| Reading text |
The social world around the siblings is awash with plots of
revenge and betrayal; so many people want Soranzo (Annabella’s husband) dead
for so many different reasons that it is amazing he survives so long – though
with a servant like Vasquez looking out for him, he eludes trouble until the
final showdown. Vasquez appears to be the corruptible servant, but is
alarmingly revealed to be following his own notions of honour and loyalty, to
quite brutal effect; he is pleased at the end to be a Spaniard who has outdone
Italians in vengeance.
The play begins in an atmosphere of almost comedy as the
lovers (pace their sibling relationship) being full of youthful ardour and
beauty, the older folk doting or mercenary, the rival suitors wild, passionate
or just plain stupid. Bergetto in particular raises laughs through being the
classic twittish aristocrat with an indulgent but wiser servant, and his bloody
demise in a stabbing of mistaken identity is all the more poignant in that the
audience is jolted from treating him as a farcical distraction to realising
that a violent death for him is as disastrous as it would be for anyone.
The final scene is extremely bloody; Giovanni’s red shirt
and red trousers seem almost colourless when he arrives brandishing his
sister’s heart on his dagger, his whole front drenched with her blood and his
mind lost to vengeful madness. He and Soranzo expire even more bloodily on the
stage, their respective pools of blood needing to be mopped up before the
cathartic dance and curtain call could proceed. In fact the other two deaths by
knife-thrust (Bergetto’s and Annabella’s) were also accompanied by generous
quantities of stage blood, though the former was conducted in darkness and was
only revealed when some with lanterns responded to the cries for help uttered
by his pitiful betrothed.

| Dataset entries |
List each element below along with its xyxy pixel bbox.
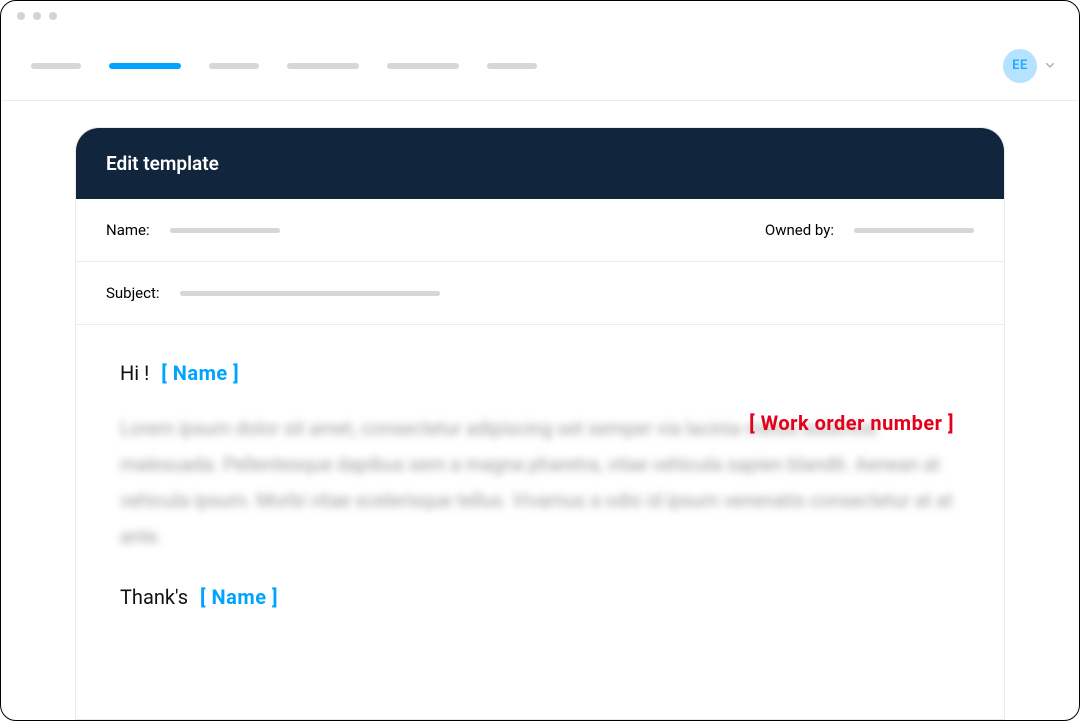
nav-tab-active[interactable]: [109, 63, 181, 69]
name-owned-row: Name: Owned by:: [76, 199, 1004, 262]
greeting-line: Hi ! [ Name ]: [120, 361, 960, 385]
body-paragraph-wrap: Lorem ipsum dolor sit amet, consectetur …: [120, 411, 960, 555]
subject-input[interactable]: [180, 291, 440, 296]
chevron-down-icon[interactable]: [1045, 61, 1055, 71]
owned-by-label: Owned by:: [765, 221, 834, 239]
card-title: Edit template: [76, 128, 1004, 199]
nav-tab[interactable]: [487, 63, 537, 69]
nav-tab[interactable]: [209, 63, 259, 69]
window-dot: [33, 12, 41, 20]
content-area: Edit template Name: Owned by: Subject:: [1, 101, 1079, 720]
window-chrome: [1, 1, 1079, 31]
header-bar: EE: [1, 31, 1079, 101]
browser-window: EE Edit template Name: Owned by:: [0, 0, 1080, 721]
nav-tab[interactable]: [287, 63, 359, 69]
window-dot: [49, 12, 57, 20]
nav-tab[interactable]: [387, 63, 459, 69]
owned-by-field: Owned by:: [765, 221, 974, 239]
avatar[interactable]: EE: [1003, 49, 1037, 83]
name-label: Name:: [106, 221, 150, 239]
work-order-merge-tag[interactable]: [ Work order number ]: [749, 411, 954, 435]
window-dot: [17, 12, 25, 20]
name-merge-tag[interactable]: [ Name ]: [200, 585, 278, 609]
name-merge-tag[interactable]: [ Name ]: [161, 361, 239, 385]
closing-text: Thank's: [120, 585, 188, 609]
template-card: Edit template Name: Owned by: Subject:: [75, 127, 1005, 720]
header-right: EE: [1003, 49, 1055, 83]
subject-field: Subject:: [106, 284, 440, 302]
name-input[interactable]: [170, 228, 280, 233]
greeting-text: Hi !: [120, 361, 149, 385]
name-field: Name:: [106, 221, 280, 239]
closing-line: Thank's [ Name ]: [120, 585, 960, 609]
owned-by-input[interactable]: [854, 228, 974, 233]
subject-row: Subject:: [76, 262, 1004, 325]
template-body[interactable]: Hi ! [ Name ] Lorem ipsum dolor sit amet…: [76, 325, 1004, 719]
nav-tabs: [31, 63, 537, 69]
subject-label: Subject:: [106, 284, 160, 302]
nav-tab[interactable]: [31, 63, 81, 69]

| Written exercise 1 |
Reproduce everything in the play review from "The play begins" down to "be for anyone.", renaming "servant" as "attendant" wherever it occurs.
| Written exercise 2 |
Carry the play review further by writing what comes after its last sentence.
The listing is separate material with no connection to the play review.

| Output 1 |
The play begins in an atmosphere of almost comedy as the
lovers (pace their sibling relationship) being full of youthful ardour and
beauty, the older folk doting or mercenary, the rival suitors wild, passionate
or just plain stupid. Bergetto in particular raises laughs through being the
classic twittish aristocrat with an indulgent but wiser attendant, and his bloody
demise in a stabbing of mistaken identity is all the more poignant in that the
audience is jolted from treating him as a farcical distraction to realising
that a violent death for him is as disastrous as it would be for anyone.

| Output 2 |
Though all of this could have seemed over-exaggerated, it
was not. The intensity of the action and the bravura verse speaking, together
with the extraordinary intimacy of the theatre space in its candlelight, meant
that bloody and protractedly convulsing deaths were entirely of a piece with
the production as whole, balancing the
extremity of the emotions both amatory and vengeful on display throughout.
The cast was uniformly excellent.
Much is made of the alienating effect of the incest motif,
which makes the central love relationship hard to sympathise with. Of course it
is true that the audience cannot engage with ready sympathy (as they presumably
do with, for example, Romeo and Juliet); Giovanni’s self-justifications, which
look clever and sophisticated at first, soon pall as they become more
sophistical and self-serving, while Annabella is led to renounce the situation
after an extraordinary reproof from the Friar opens her eyes to the likelihood
of hellfire as a consequence of non-repentance. But the machinations around the
central couple are not an attractive alternative by any means; once the
buffoonish Bergetto is dispatched everything becomes even more distasteful,
with a rapacious and fundamentally unjust Cardinal thrown in for good measure.
Vasquez sees his actions as noble but we have watched him double-deal nd betray
the trust of two women to their deaths (both quite horrible) and though he
professes grief at his master’s death he is a dangerous and ultimately
uncontrollable force to be reckoned with.
The truth is that no situation in the play is either wholly
admirable or wholly despicable, though individual acts can easily enough be
placed so. This moral ambivalence is perhaps matched by the uncanny shifts of
tone, whereby we as audience seem at times to be laughing at a social comedy,
only to be appalled at some grotesque example of physical or moral brutality at
the next. To have kept and exploited these shifts so powerfully is a sure sign
of a great production.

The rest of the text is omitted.